TASK PROMPT = Omit the pictures, please, and give each record below again exactly.

++++ INFORMATION GIVEN ++++

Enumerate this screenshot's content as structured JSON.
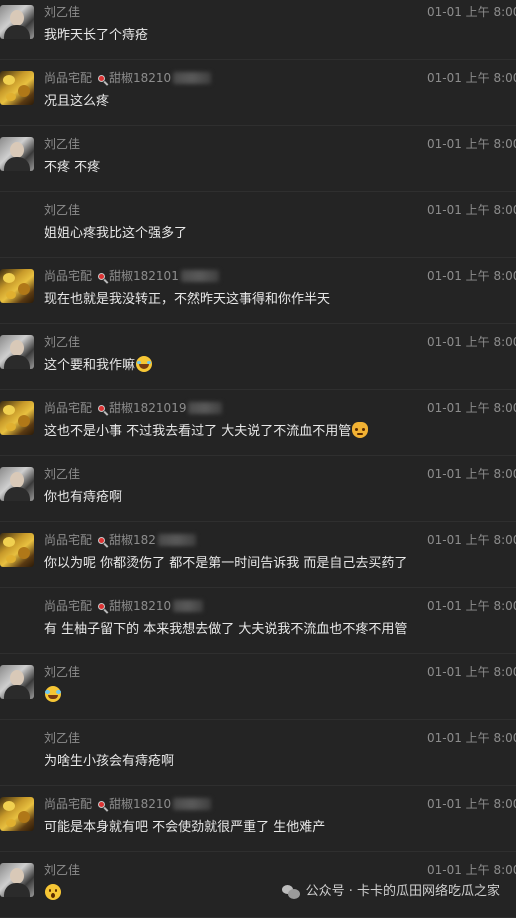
{
  "messages": [
    {
      "sender": "刘乙佳",
      "type": "liu",
      "show_avatar": true,
      "time": "01-01 上午 8:00",
      "text": "我昨天长了个痔疮",
      "emoji": ""
    },
    {
      "sender": "尚品宅配",
      "type": "shang",
      "wechat_id": "甜椒18210",
      "show_avatar": true,
      "time": "01-01 上午 8:00",
      "text": "况且这么疼",
      "emoji": ""
    },
    {
      "sender": "刘乙佳",
      "type": "liu",
      "show_avatar": true,
      "time": "01-01 上午 8:00",
      "text": "不疼 不疼",
      "emoji": ""
    },
    {
      "sender": "刘乙佳",
      "type": "liu",
      "show_avatar": false,
      "time": "01-01 上午 8:00",
      "text": "姐姐心疼我比这个强多了",
      "emoji": ""
    },
    {
      "sender": "尚品宅配",
      "type": "shang",
      "wechat_id": "甜椒182101",
      "show_avatar": true,
      "time": "01-01 上午 8:00",
      "text": "现在也就是我没转正，不然昨天这事得和你作半天",
      "emoji": ""
    },
    {
      "sender": "刘乙佳",
      "type": "liu",
      "show_avatar": true,
      "time": "01-01 上午 8:00",
      "text": "这个要和我作嘛",
      "emoji": "laugh"
    },
    {
      "sender": "尚品宅配",
      "type": "shang",
      "wechat_id": "甜椒1821019",
      "show_avatar": true,
      "time": "01-01 上午 8:00",
      "text": "这也不是小事 不过我去看过了 大夫说了不流血不用管",
      "emoji": "cat"
    },
    {
      "sender": "刘乙佳",
      "type": "liu",
      "show_avatar": true,
      "time": "01-01 上午 8:00",
      "text": "你也有痔疮啊",
      "emoji": ""
    },
    {
      "sender": "尚品宅配",
      "type": "shang",
      "wechat_id": "甜椒182",
      "show_avatar": true,
      "time": "01-01 上午 8:00",
      "text": "你以为呢 你都烫伤了 都不是第一时间告诉我 而是自己去买药了",
      "emoji": ""
    },
    {
      "sender": "尚品宅配",
      "type": "shang",
      "wechat_id": "甜椒18210",
      "show_avatar": false,
      "time": "01-01 上午 8:00",
      "text": "有 生柚子留下的 本来我想去做了 大夫说我不流血也不疼不用管",
      "emoji": ""
    },
    {
      "sender": "刘乙佳",
      "type": "liu",
      "show_avatar": true,
      "time": "01-01 上午 8:00",
      "text": "",
      "emoji": "tear"
    },
    {
      "sender": "刘乙佳",
      "type": "liu",
      "show_avatar": false,
      "time": "01-01 上午 8:00",
      "text": "为啥生小孩会有痔疮啊",
      "emoji": ""
    },
    {
      "sender": "尚品宅配",
      "type": "shang",
      "wechat_id": "甜椒18210",
      "show_avatar": true,
      "time": "01-01 上午 8:00",
      "text": "可能是本身就有吧 不会使劲就很严重了 生他难产",
      "emoji": ""
    },
    {
      "sender": "刘乙佳",
      "type": "liu",
      "show_avatar": true,
      "time": "01-01 上午 8:00",
      "text": "",
      "emoji": "wow"
    }
  ],
  "watermark": {
    "icon": "wechat-icon",
    "text": "公众号 · 卡卡的瓜田网络吃瓜之家"
  }
}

++++

ANSWER TO THE TASK =
Enumerate this screenshot's content as structured JSON.
{
  "messages": [
    {
      "sender": "刘乙佳",
      "type": "liu",
      "show_avatar": true,
      "time": "01-01 上午 8:00",
      "text": "我昨天长了个痔疮",
      "emoji": ""
    },
    {
      "sender": "尚品宅配",
      "type": "shang",
      "wechat_id": "甜椒18210",
      "show_avatar": true,
      "time": "01-01 上午 8:00",
      "text": "况且这么疼",
      "emoji": ""
    },
    {
      "sender": "刘乙佳",
      "type": "liu",
      "show_avatar": true,
      "time": "01-01 上午 8:00",
      "text": "不疼 不疼",
      "emoji": ""
    },
    {
      "sender": "刘乙佳",
      "type": "liu",
      "show_avatar": false,
      "time": "01-01 上午 8:00",
      "text": "姐姐心疼我比这个强多了",
      "emoji": ""
    },
    {
      "sender": "尚品宅配",
      "type": "shang",
      "wechat_id": "甜椒182101",
      "show_avatar": true,
      "time": "01-01 上午 8:00",
      "text": "现在也就是我没转正，不然昨天这事得和你作半天",
      "emoji": ""
    },
    {
      "sender": "刘乙佳",
      "type": "liu",
      "show_avatar": true,
      "time": "01-01 上午 8:00",
      "text": "这个要和我作嘛",
      "emoji": "laugh"
    },
    {
      "sender": "尚品宅配",
      "type": "shang",
      "wechat_id": "甜椒1821019",
      "show_avatar": true,
      "time": "01-01 上午 8:00",
      "text": "这也不是小事 不过我去看过了 大夫说了不流血不用管",
      "emoji": "cat"
    },
    {
      "sender": "刘乙佳",
      "type": "liu",
      "show_avatar": true,
      "time": "01-01 上午 8:00",
      "text": "你也有痔疮啊",
      "emoji": ""
    },
    {
      "sender": "尚品宅配",
      "type": "shang",
      "wechat_id": "甜椒182",
      "show_avatar": true,
      "time": "01-01 上午 8:00",
      "text": "你以为呢 你都烫伤了 都不是第一时间告诉我 而是自己去买药了",
      "emoji": ""
    },
    {
      "sender": "尚品宅配",
      "type": "shang",
      "wechat_id": "甜椒18210",
      "show_avatar": false,
      "time": "01-01 上午 8:00",
      "text": "有 生柚子留下的 本来我想去做了 大夫说我不流血也不疼不用管",
      "emoji": ""
    },
    {
      "sender": "刘乙佳",
      "type": "liu",
      "show_avatar": true,
      "time": "01-01 上午 8:00",
      "text": "",
      "emoji": "tear"
    },
    {
      "sender": "刘乙佳",
      "type": "liu",
      "show_avatar": false,
      "time": "01-01 上午 8:00",
      "text": "为啥生小孩会有痔疮啊",
      "emoji": ""
    },
    {
      "sender": "尚品宅配",
      "type": "shang",
      "wechat_id": "甜椒18210",
      "show_avatar": true,
      "time": "01-01 上午 8:00",
      "text": "可能是本身就有吧 不会使劲就很严重了 生他难产",
      "emoji": ""
    },
    {
      "sender": "刘乙佳",
      "type": "liu",
      "show_avatar": true,
      "time": "01-01 上午 8:00",
      "text": "",
      "emoji": "wow"
    }
  ],
  "watermark": {
    "icon": "wechat-icon",
    "text": "公众号 · 卡卡的瓜田网络吃瓜之家"
  }
}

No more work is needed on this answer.